-- begin --

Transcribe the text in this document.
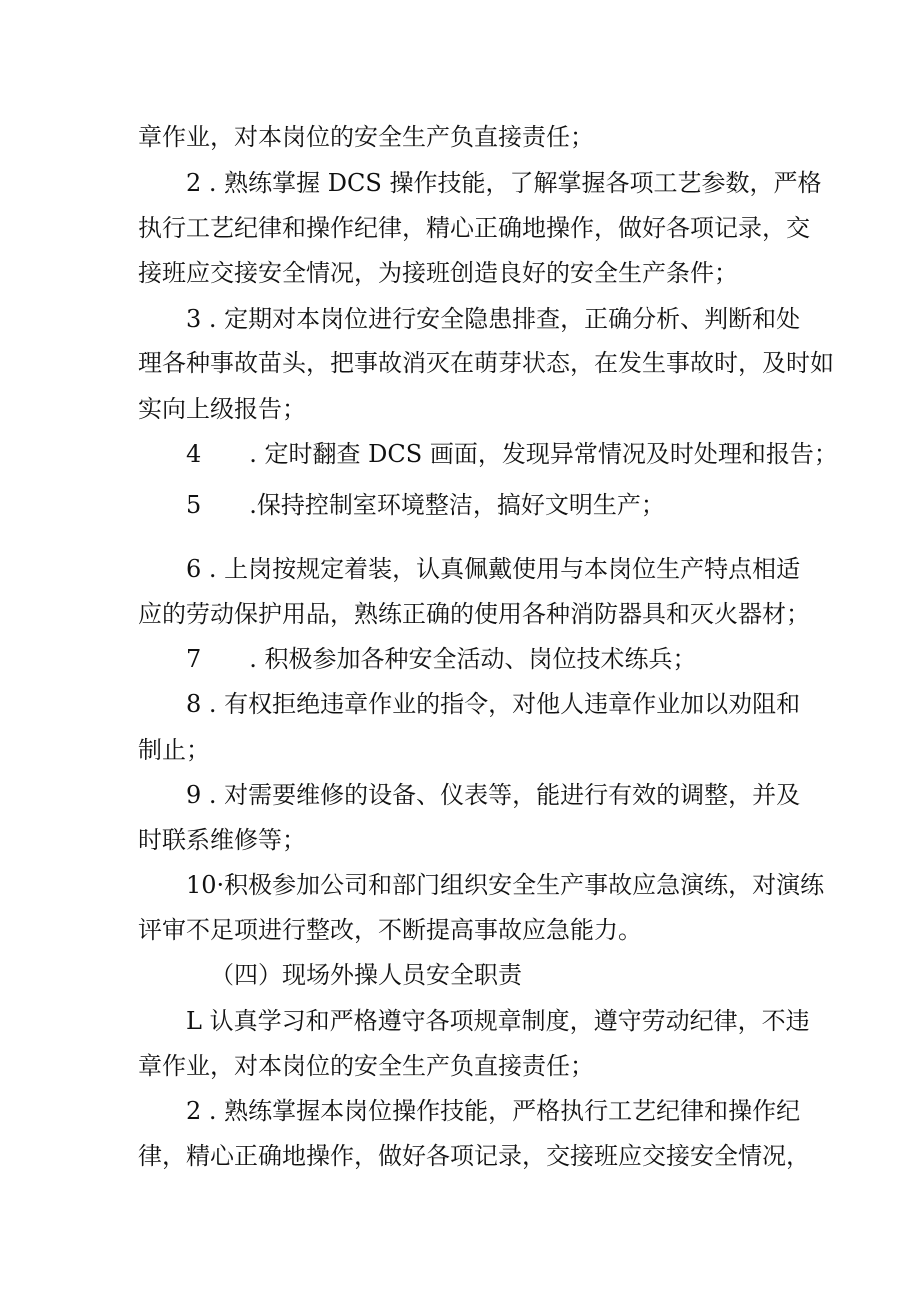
章作业，对本岗位的安全生产负直接责任；
2 . 熟练掌握 DCS 操作技能，了解掌握各项工艺参数，严格
执行工艺纪律和操作纪律，精心正确地操作，做好各项记录，交
接班应交接安全情况，为接班创造良好的安全生产条件；
3 . 定期对本岗位进行安全隐患排查，正确分析、判断和处
理各种事故苗头，把事故消灭在萌芽状态，在发生事故时，及时如
实向上级报告；
4　　. 定时翻查 DCS 画面，发现异常情况及时处理和报告；
5　　.保持控制室环境整洁，搞好文明生产；
6 . 上岗按规定着装，认真佩戴使用与本岗位生产特点相适
应的劳动保护用品，熟练正确的使用各种消防器具和灭火器材；
7　　. 积极参加各种安全活动、岗位技术练兵；
8 . 有权拒绝违章作业的指令，对他人违章作业加以劝阻和
制止；
9 . 对需要维修的设备、仪表等，能进行有效的调整，并及
时联系维修等；
10·积极参加公司和部门组织安全生产事故应急演练，对演练
评审不足项进行整改，不断提高事故应急能力。
（四）现场外操人员安全职责
L 认真学习和严格遵守各项规章制度，遵守劳动纪律，不违
章作业，对本岗位的安全生产负直接责任；
2 . 熟练掌握本岗位操作技能，严格执行工艺纪律和操作纪
律，精心正确地操作，做好各项记录，交接班应交接安全情况，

-- end --

Write the entries above out again exactly, but not the pictures.

Transcribe the text in this document.
章作业，对本岗位的安全生产负直接责任；
2 . 熟练掌握 DCS 操作技能，了解掌握各项工艺参数，严格
执行工艺纪律和操作纪律，精心正确地操作，做好各项记录，交
接班应交接安全情况，为接班创造良好的安全生产条件；
3 . 定期对本岗位进行安全隐患排查，正确分析、判断和处
理各种事故苗头，把事故消灭在萌芽状态，在发生事故时，及时如
实向上级报告；
4　　. 定时翻查 DCS 画面，发现异常情况及时处理和报告；
5　　.保持控制室环境整洁，搞好文明生产；
6 . 上岗按规定着装，认真佩戴使用与本岗位生产特点相适
应的劳动保护用品，熟练正确的使用各种消防器具和灭火器材；
7　　. 积极参加各种安全活动、岗位技术练兵；
8 . 有权拒绝违章作业的指令，对他人违章作业加以劝阻和
制止；
9 . 对需要维修的设备、仪表等，能进行有效的调整，并及
时联系维修等；
10·积极参加公司和部门组织安全生产事故应急演练，对演练
评审不足项进行整改，不断提高事故应急能力。
（四）现场外操人员安全职责
L 认真学习和严格遵守各项规章制度，遵守劳动纪律，不违
章作业，对本岗位的安全生产负直接责任；
2 . 熟练掌握本岗位操作技能，严格执行工艺纪律和操作纪
律，精心正确地操作，做好各项记录，交接班应交接安全情况，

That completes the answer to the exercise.